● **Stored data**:
***
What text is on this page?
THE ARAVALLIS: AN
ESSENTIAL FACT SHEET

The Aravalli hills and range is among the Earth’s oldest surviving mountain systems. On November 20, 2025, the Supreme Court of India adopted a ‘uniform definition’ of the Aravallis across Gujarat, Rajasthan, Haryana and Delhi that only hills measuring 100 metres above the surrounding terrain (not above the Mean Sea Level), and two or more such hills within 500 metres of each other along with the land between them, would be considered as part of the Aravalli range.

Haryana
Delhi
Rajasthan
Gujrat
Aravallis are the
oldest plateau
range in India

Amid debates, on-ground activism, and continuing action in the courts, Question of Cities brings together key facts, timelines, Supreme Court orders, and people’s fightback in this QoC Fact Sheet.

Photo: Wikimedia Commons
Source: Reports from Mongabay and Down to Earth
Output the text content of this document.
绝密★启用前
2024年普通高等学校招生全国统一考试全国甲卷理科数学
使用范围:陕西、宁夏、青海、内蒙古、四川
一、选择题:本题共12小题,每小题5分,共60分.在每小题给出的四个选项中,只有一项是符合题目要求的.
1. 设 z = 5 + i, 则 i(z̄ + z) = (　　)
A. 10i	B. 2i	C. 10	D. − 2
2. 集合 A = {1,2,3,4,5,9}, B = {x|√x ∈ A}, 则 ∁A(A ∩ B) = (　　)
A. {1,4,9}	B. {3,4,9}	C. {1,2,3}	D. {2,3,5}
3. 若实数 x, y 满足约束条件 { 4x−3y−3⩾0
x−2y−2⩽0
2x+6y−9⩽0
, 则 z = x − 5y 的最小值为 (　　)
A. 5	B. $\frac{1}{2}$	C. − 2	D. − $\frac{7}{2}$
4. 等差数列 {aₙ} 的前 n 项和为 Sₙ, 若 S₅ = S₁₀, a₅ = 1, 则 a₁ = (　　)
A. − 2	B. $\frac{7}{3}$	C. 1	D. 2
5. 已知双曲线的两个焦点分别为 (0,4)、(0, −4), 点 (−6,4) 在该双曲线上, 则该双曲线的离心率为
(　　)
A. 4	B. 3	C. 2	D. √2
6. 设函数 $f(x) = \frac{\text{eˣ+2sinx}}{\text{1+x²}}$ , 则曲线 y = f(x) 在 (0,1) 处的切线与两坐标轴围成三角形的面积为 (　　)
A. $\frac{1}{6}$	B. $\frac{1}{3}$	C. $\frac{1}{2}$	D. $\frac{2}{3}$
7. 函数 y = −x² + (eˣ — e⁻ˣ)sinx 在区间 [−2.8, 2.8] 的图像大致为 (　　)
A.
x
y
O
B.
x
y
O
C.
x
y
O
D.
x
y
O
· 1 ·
***
● **THE PROBLEM**:
Give back the data above exactly as it appears.

● **OUTPUT OF THE EXERCISE**:
What text is on this page?
THE ARAVALLIS: AN
ESSENTIAL FACT SHEET

The Aravalli hills and range is among the Earth’s oldest surviving mountain systems. On November 20, 2025, the Supreme Court of India adopted a ‘uniform definition’ of the Aravallis across Gujarat, Rajasthan, Haryana and Delhi that only hills measuring 100 metres above the surrounding terrain (not above the Mean Sea Level), and two or more such hills within 500 metres of each other along with the land between them, would be considered as part of the Aravalli range.

Haryana
Delhi
Rajasthan
Gujrat
Aravallis are the
oldest plateau
range in India

Amid debates, on-ground activism, and continuing action in the courts, Question of Cities brings together key facts, timelines, Supreme Court orders, and people’s fightback in this QoC Fact Sheet.

Photo: Wikimedia Commons
Source: Reports from Mongabay and Down to Earth
Output the text content of this document.
绝密★启用前
2024年普通高等学校招生全国统一考试全国甲卷理科数学
使用范围:陕西、宁夏、青海、内蒙古、四川
一、选择题:本题共12小题,每小题5分,共60分.在每小题给出的四个选项中,只有一项是符合题目要求的.
1. 设 z = 5 + i, 则 i(z̄ + z) = (　　)
A. 10i	B. 2i	C. 10	D. − 2
2. 集合 A = {1,2,3,4,5,9}, B = {x|√x ∈ A}, 则 ∁A(A ∩ B) = (　　)
A. {1,4,9}	B. {3,4,9}	C. {1,2,3}	D. {2,3,5}
3. 若实数 x, y 满足约束条件 { 4x−3y−3⩾0
x−2y−2⩽0
2x+6y−9⩽0
, 则 z = x − 5y 的最小值为 (　　)
A. 5	B. $\frac{1}{2}$	C. − 2	D. − $\frac{7}{2}$
4. 等差数列 {aₙ} 的前 n 项和为 Sₙ, 若 S₅ = S₁₀, a₅ = 1, 则 a₁ = (　　)
A. − 2	B. $\frac{7}{3}$	C. 1	D. 2
5. 已知双曲线的两个焦点分别为 (0,4)、(0, −4), 点 (−6,4) 在该双曲线上, 则该双曲线的离心率为
(　　)
A. 4	B. 3	C. 2	D. √2
6. 设函数 $f(x) = \frac{\text{eˣ+2sinx}}{\text{1+x²}}$ , 则曲线 y = f(x) 在 (0,1) 处的切线与两坐标轴围成三角形的面积为 (　　)
A. $\frac{1}{6}$	B. $\frac{1}{3}$	C. $\frac{1}{2}$	D. $\frac{2}{3}$
7. 函数 y = −x² + (eˣ — e⁻ˣ)sinx 在区间 [−2.8, 2.8] 的图像大致为 (　　)
A.
x
y
O
B.
x
y
O
C.
x
y
O
D.
x
y
O
· 1 ·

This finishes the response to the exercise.